[Data excerpts]
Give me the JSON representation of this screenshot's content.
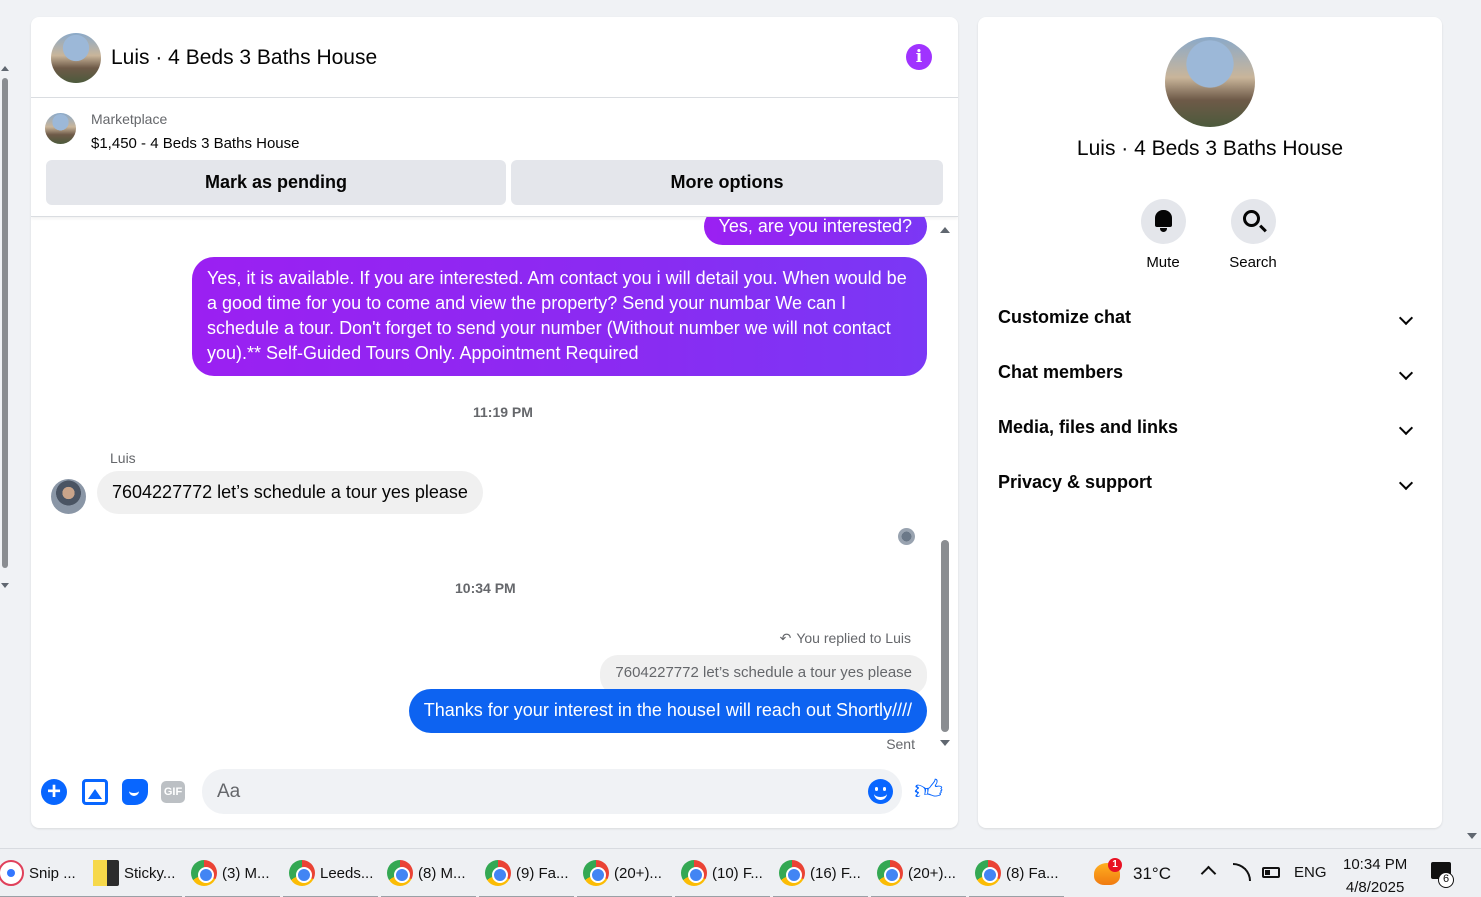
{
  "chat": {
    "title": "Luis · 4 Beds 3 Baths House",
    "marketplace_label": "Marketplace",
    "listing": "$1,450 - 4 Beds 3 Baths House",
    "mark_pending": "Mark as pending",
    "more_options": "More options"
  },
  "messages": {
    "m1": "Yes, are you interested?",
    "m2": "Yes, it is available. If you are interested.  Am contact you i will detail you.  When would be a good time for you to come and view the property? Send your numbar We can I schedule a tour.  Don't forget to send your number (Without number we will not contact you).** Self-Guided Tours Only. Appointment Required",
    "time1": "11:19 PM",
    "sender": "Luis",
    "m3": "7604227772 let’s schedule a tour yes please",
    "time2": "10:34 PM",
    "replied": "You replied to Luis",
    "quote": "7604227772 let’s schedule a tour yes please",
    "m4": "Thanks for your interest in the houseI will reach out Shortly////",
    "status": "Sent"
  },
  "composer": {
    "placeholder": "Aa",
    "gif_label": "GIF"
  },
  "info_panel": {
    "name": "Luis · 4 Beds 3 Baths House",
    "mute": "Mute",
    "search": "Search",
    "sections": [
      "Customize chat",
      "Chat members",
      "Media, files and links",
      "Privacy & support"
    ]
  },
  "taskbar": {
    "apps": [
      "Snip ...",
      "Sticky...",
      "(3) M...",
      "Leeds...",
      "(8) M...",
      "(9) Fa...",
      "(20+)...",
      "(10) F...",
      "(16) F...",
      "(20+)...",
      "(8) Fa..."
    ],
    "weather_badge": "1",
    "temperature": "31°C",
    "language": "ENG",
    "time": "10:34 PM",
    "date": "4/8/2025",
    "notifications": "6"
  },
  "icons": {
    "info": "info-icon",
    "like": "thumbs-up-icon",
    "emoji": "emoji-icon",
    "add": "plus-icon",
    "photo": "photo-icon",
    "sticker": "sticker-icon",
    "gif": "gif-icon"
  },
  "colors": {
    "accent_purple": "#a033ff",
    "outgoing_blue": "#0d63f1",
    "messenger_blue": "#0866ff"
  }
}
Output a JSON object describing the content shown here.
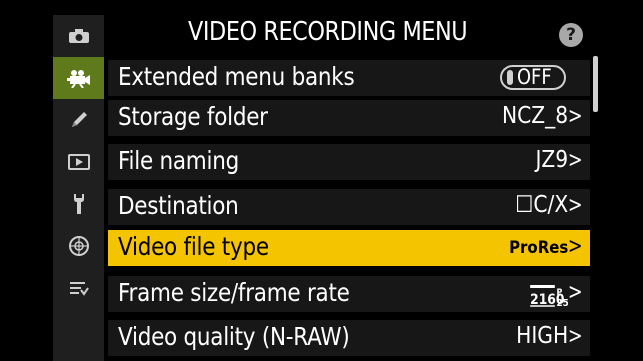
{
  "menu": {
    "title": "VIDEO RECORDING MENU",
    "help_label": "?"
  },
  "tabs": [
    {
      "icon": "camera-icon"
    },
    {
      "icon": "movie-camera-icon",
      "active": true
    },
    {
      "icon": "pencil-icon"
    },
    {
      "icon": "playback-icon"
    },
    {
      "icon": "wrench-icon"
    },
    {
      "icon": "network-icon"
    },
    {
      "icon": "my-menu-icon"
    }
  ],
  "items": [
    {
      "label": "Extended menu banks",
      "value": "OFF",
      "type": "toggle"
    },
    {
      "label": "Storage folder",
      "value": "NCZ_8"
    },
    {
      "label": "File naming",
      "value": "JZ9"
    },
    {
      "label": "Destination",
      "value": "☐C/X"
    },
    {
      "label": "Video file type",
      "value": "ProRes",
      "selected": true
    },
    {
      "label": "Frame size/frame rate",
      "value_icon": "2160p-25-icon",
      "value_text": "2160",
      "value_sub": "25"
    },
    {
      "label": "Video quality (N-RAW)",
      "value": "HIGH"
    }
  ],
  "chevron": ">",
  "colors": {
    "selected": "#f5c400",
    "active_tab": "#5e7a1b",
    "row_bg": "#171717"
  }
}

* _Work required_
Provide the number of lines in the entries that include "JSON", and no other text.

* _Full output_
2